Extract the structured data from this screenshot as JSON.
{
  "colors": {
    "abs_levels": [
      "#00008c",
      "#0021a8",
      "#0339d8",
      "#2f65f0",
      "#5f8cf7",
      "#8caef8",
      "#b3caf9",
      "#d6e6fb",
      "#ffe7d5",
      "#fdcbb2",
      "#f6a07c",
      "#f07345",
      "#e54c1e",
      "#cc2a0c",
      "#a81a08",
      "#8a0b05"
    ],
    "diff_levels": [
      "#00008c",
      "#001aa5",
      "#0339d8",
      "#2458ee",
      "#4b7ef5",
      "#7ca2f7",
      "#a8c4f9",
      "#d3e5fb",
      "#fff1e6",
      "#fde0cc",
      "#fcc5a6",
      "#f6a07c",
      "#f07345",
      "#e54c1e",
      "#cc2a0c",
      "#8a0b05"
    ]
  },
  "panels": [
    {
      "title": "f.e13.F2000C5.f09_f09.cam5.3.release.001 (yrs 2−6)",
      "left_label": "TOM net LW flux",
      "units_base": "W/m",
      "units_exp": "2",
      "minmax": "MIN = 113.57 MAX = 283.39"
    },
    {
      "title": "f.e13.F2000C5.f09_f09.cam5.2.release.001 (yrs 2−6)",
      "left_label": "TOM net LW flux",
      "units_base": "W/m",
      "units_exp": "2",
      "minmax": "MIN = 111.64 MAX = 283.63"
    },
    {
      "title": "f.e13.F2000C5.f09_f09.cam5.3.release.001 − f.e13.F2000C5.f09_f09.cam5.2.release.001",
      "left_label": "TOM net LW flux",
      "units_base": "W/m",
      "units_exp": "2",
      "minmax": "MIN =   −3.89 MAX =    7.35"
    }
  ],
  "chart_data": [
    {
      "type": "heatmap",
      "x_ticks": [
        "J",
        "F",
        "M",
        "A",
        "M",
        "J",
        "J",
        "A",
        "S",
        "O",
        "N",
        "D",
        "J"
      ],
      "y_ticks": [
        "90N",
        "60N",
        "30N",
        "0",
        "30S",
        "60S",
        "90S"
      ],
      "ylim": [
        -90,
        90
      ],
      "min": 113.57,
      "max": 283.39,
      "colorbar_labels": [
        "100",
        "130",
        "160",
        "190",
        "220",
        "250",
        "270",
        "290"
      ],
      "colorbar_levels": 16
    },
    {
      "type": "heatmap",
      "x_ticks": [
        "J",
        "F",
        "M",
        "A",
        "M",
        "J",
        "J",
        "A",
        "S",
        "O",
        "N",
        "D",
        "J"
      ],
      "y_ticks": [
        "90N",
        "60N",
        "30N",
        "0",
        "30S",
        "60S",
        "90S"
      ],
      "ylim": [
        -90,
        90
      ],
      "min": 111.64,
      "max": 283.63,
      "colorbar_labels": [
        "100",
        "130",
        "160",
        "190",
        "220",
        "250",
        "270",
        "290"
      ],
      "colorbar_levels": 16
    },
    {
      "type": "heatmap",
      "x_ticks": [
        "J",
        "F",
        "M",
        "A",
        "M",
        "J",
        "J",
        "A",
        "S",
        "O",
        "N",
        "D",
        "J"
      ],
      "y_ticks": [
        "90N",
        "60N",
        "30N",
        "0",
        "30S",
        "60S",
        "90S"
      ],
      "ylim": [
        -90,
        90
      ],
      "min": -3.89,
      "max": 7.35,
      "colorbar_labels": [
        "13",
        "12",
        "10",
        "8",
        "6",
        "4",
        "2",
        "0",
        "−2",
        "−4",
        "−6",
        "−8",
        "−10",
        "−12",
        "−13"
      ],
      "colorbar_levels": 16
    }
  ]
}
#####
Would you copy out each line exactly as written?

*TASK RESPONSE*:
Extract the structured data from this screenshot as JSON.
{
  "colors": {
    "abs_levels": [
      "#00008c",
      "#0021a8",
      "#0339d8",
      "#2f65f0",
      "#5f8cf7",
      "#8caef8",
      "#b3caf9",
      "#d6e6fb",
      "#ffe7d5",
      "#fdcbb2",
      "#f6a07c",
      "#f07345",
      "#e54c1e",
      "#cc2a0c",
      "#a81a08",
      "#8a0b05"
    ],
    "diff_levels": [
      "#00008c",
      "#001aa5",
      "#0339d8",
      "#2458ee",
      "#4b7ef5",
      "#7ca2f7",
      "#a8c4f9",
      "#d3e5fb",
      "#fff1e6",
      "#fde0cc",
      "#fcc5a6",
      "#f6a07c",
      "#f07345",
      "#e54c1e",
      "#cc2a0c",
      "#8a0b05"
    ]
  },
  "panels": [
    {
      "title": "f.e13.F2000C5.f09_f09.cam5.3.release.001 (yrs 2−6)",
      "left_label": "TOM net LW flux",
      "units_base": "W/m",
      "units_exp": "2",
      "minmax": "MIN = 113.57 MAX = 283.39"
    },
    {
      "title": "f.e13.F2000C5.f09_f09.cam5.2.release.001 (yrs 2−6)",
      "left_label": "TOM net LW flux",
      "units_base": "W/m",
      "units_exp": "2",
      "minmax": "MIN = 111.64 MAX = 283.63"
    },
    {
      "title": "f.e13.F2000C5.f09_f09.cam5.3.release.001 − f.e13.F2000C5.f09_f09.cam5.2.release.001",
      "left_label": "TOM net LW flux",
      "units_base": "W/m",
      "units_exp": "2",
      "minmax": "MIN =   −3.89 MAX =    7.35"
    }
  ],
  "chart_data": [
    {
      "type": "heatmap",
      "x_ticks": [
        "J",
        "F",
        "M",
        "A",
        "M",
        "J",
        "J",
        "A",
        "S",
        "O",
        "N",
        "D",
        "J"
      ],
      "y_ticks": [
        "90N",
        "60N",
        "30N",
        "0",
        "30S",
        "60S",
        "90S"
      ],
      "ylim": [
        -90,
        90
      ],
      "min": 113.57,
      "max": 283.39,
      "colorbar_labels": [
        "100",
        "130",
        "160",
        "190",
        "220",
        "250",
        "270",
        "290"
      ],
      "colorbar_levels": 16
    },
    {
      "type": "heatmap",
      "x_ticks": [
        "J",
        "F",
        "M",
        "A",
        "M",
        "J",
        "J",
        "A",
        "S",
        "O",
        "N",
        "D",
        "J"
      ],
      "y_ticks": [
        "90N",
        "60N",
        "30N",
        "0",
        "30S",
        "60S",
        "90S"
      ],
      "ylim": [
        -90,
        90
      ],
      "min": 111.64,
      "max": 283.63,
      "colorbar_labels": [
        "100",
        "130",
        "160",
        "190",
        "220",
        "250",
        "270",
        "290"
      ],
      "colorbar_levels": 16
    },
    {
      "type": "heatmap",
      "x_ticks": [
        "J",
        "F",
        "M",
        "A",
        "M",
        "J",
        "J",
        "A",
        "S",
        "O",
        "N",
        "D",
        "J"
      ],
      "y_ticks": [
        "90N",
        "60N",
        "30N",
        "0",
        "30S",
        "60S",
        "90S"
      ],
      "ylim": [
        -90,
        90
      ],
      "min": -3.89,
      "max": 7.35,
      "colorbar_labels": [
        "13",
        "12",
        "10",
        "8",
        "6",
        "4",
        "2",
        "0",
        "−2",
        "−4",
        "−6",
        "−8",
        "−10",
        "−12",
        "−13"
      ],
      "colorbar_levels": 16
    }
  ]
}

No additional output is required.